--- Extracted text ---
"""

There's a part of all black people that wants to "sell out" in the sense of wanting acceptance and acknowledgement of our humanity. On the other hand, there's a quiet acceptance that perhaps things will never change, and the best we can hope for is the 21st century version of separate but equal, not legally separated from society at large, but separated because of the de facto results of government-sanctioned segregation. That frustration, that resentment, is what creates the notion of not "selling out" to white folks; a mindset of choosing to stay separated because it's inevitable anyway.

There was never a clear definition, to me, of what it was to sell out. Nobody ever actually told me, "Don't sell out, but I responded to that thing: that thing, growing up in America, we all respond to, that thing we can't see or touch, but we know it's there, and we know it has rules, just as sure as we know the sky is blue. It's the thing that separates us into "others," with jaded perceptions and implicit directions to stay separated, and the result is that we're not able to break through to each other's humanity, hence denying our own without being aware of it. We are more than socially-designated colors.

"""

Continue the essay on "selling out" and racial separation, starting after its final sentence. The entries that follow are separate material and have no connection to the essay above.

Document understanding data
"""

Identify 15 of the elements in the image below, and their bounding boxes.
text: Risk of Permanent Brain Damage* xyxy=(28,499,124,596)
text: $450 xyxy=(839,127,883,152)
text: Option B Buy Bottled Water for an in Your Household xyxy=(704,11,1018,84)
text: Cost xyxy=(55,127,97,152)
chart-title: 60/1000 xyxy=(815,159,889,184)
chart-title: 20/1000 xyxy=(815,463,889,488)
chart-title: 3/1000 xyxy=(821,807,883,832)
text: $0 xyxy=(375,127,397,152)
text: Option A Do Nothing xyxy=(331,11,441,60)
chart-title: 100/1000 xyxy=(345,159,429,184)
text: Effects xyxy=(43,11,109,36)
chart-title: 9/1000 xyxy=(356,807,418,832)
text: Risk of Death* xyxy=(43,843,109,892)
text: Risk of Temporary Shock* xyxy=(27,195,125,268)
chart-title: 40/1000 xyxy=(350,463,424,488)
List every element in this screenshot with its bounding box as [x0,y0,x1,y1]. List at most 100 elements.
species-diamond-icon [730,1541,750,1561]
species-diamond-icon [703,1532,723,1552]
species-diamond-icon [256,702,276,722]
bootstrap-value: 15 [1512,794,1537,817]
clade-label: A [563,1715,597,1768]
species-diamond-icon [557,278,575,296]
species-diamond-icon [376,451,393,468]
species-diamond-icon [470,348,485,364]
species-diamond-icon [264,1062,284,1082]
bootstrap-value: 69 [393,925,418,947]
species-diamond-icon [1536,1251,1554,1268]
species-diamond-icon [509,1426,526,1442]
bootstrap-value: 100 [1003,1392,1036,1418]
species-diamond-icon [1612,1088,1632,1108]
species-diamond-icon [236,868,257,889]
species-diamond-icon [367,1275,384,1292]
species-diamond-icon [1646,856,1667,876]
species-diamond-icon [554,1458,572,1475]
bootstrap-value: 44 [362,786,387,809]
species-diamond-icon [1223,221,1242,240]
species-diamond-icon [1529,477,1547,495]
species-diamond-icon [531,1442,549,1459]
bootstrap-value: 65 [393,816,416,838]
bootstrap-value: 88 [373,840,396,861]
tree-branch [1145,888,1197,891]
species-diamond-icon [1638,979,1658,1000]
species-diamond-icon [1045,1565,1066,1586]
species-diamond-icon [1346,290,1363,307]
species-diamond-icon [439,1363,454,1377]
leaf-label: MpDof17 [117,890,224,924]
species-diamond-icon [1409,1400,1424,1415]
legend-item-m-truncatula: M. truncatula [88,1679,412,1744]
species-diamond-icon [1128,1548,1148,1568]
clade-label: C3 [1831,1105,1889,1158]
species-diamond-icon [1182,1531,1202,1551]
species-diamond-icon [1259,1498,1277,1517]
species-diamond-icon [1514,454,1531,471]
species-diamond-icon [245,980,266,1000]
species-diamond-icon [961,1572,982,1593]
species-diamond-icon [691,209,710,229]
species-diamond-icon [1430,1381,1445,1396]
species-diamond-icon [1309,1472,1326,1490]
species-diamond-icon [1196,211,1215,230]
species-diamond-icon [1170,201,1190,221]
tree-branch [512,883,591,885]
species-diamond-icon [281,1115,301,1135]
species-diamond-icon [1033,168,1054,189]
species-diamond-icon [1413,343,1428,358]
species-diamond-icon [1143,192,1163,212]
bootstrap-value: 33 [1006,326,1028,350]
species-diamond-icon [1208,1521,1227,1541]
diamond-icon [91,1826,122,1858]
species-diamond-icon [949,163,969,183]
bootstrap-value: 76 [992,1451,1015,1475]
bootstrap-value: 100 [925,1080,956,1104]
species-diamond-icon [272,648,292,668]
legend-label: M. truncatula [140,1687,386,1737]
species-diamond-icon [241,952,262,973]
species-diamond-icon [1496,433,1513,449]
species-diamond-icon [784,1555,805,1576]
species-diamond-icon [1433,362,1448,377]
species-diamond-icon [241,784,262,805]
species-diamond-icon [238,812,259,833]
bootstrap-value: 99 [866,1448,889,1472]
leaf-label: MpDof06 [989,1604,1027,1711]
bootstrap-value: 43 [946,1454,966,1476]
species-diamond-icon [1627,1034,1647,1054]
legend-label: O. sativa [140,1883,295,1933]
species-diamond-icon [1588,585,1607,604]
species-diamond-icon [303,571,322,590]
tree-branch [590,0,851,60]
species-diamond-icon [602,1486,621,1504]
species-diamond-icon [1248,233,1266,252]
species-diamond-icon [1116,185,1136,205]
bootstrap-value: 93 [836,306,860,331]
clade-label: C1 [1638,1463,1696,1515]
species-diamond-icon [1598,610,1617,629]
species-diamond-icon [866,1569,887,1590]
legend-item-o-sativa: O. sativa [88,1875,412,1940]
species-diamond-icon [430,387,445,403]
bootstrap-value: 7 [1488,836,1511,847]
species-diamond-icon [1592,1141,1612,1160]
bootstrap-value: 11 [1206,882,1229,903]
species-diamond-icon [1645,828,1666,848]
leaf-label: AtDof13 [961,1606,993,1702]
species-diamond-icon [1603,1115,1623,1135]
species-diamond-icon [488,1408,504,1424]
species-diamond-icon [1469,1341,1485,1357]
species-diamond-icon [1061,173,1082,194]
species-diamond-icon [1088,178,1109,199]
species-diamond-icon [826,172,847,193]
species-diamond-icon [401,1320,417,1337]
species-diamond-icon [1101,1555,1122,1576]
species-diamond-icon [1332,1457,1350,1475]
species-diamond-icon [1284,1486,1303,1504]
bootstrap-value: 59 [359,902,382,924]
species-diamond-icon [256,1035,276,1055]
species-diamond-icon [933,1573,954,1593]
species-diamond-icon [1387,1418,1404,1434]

"""

--- Answer to this problem ---
From the Author:

      I was midway through my final year of graduate school the first time any notion of spirituality presented itself in a thought-provoking way. The first person who told me I needed to “get in touch with myself” was a palm reader. She hit enough generalities about me, as any astrologist would who knew a questioner’s birthday, to make me listen in spite of my skepticism. A couple of months later, the subject came up again when a colleague of mine lent me a book called The Tao of Pooh, which basically says that the simplicity of Winnie the Pooh isn’t vastly different from basic tenets in Taoism, or Daoism, or whatever it was I had never heard of.

I devoured that book. I recognized hints of a distant truth when the author described Taoism as the way of the whole man, the true man, the spirit man (and woman), while on the other hand you have the Brain, the Academian, an incomplete and unbalanced creature who divides all things into little categories and compartments…in short, me, and many others in our ‘this-or-that’ culture.

I was in no hurry to become a Taoist monk, but the subject of knowing one’s self came up yet again two months later when one of my best friends hipped me to a PBS series called The Power of Myth, featuring Joseph Campbell, legendary scholar of world mythologies. By the second episode, I was hooked on this “spiritual” thing, especially when I found out Campbell influenced George Lucas and Star Wars, scoring points with that inner child in me. It really was one of those life-changing deals…swallowing the red pill and looking beyond what we’re taught.

This idea of spirituality coincided with a time I was feeling the weight of 10 years of educational opportunity coming to a stop like a freight train, barely knowing who I was or what I wanted out of life. The complexities of being black in predominantly white academic environments plagued me much more than I acknowledged; too many compartments and categories to contend with. Despite the blessings of education, I was fairly miserable: unbalanced and incomplete. All this “spiritual” stuff made me recognize that the value of what I was supposed to get from those ten years, i.e. material comfort and some level of status and acceptance, wasn’t necessarily of greater value than what those ten years did to my sense of being.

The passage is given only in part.